Set problem –
Leave out the images and repeat the listing below without a single change.

* begin Available data *

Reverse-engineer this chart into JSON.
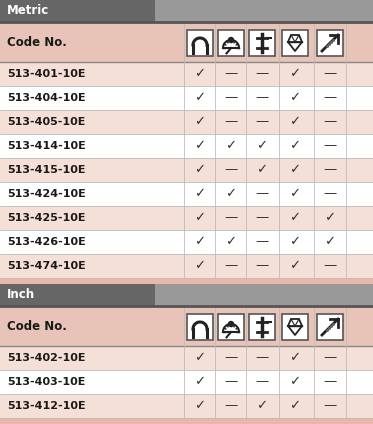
{
  "bg_color": "#e8b8a8",
  "header_bg": "#666666",
  "row_bg_pink": "#e8c4b8",
  "row_bg_light": "#f5e0d8",
  "text_color": "#1a1a1a",
  "metric_header": "Metric",
  "inch_header": "Inch",
  "col_header": "Code No.",
  "metric_rows": [
    [
      "513-401-10E",
      "✓",
      "—",
      "—",
      "✓",
      "—"
    ],
    [
      "513-404-10E",
      "✓",
      "—",
      "—",
      "✓",
      "—"
    ],
    [
      "513-405-10E",
      "✓",
      "—",
      "—",
      "✓",
      "—"
    ],
    [
      "513-414-10E",
      "✓",
      "✓",
      "✓",
      "✓",
      "—"
    ],
    [
      "513-415-10E",
      "✓",
      "—",
      "✓",
      "✓",
      "—"
    ],
    [
      "513-424-10E",
      "✓",
      "✓",
      "—",
      "✓",
      "—"
    ],
    [
      "513-425-10E",
      "✓",
      "—",
      "—",
      "✓",
      "✓"
    ],
    [
      "513-426-10E",
      "✓",
      "✓",
      "—",
      "✓",
      "✓"
    ],
    [
      "513-474-10E",
      "✓",
      "—",
      "—",
      "✓",
      "—"
    ]
  ],
  "inch_rows": [
    [
      "513-402-10E",
      "✓",
      "—",
      "—",
      "✓",
      "—"
    ],
    [
      "513-403-10E",
      "✓",
      "—",
      "—",
      "✓",
      "—"
    ],
    [
      "513-412-10E",
      "✓",
      "—",
      "✓",
      "✓",
      "—"
    ]
  ]
}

* end Available data *

The completed task –
Reverse-engineer this chart into JSON.
{
  "bg_color": "#e8b8a8",
  "header_bg": "#666666",
  "row_bg_pink": "#e8c4b8",
  "row_bg_light": "#f5e0d8",
  "text_color": "#1a1a1a",
  "metric_header": "Metric",
  "inch_header": "Inch",
  "col_header": "Code No.",
  "metric_rows": [
    [
      "513-401-10E",
      "✓",
      "—",
      "—",
      "✓",
      "—"
    ],
    [
      "513-404-10E",
      "✓",
      "—",
      "—",
      "✓",
      "—"
    ],
    [
      "513-405-10E",
      "✓",
      "—",
      "—",
      "✓",
      "—"
    ],
    [
      "513-414-10E",
      "✓",
      "✓",
      "✓",
      "✓",
      "—"
    ],
    [
      "513-415-10E",
      "✓",
      "—",
      "✓",
      "✓",
      "—"
    ],
    [
      "513-424-10E",
      "✓",
      "✓",
      "—",
      "✓",
      "—"
    ],
    [
      "513-425-10E",
      "✓",
      "—",
      "—",
      "✓",
      "✓"
    ],
    [
      "513-426-10E",
      "✓",
      "✓",
      "—",
      "✓",
      "✓"
    ],
    [
      "513-474-10E",
      "✓",
      "—",
      "—",
      "✓",
      "—"
    ]
  ],
  "inch_rows": [
    [
      "513-402-10E",
      "✓",
      "—",
      "—",
      "✓",
      "—"
    ],
    [
      "513-403-10E",
      "✓",
      "—",
      "—",
      "✓",
      "—"
    ],
    [
      "513-412-10E",
      "✓",
      "—",
      "✓",
      "✓",
      "—"
    ]
  ]
}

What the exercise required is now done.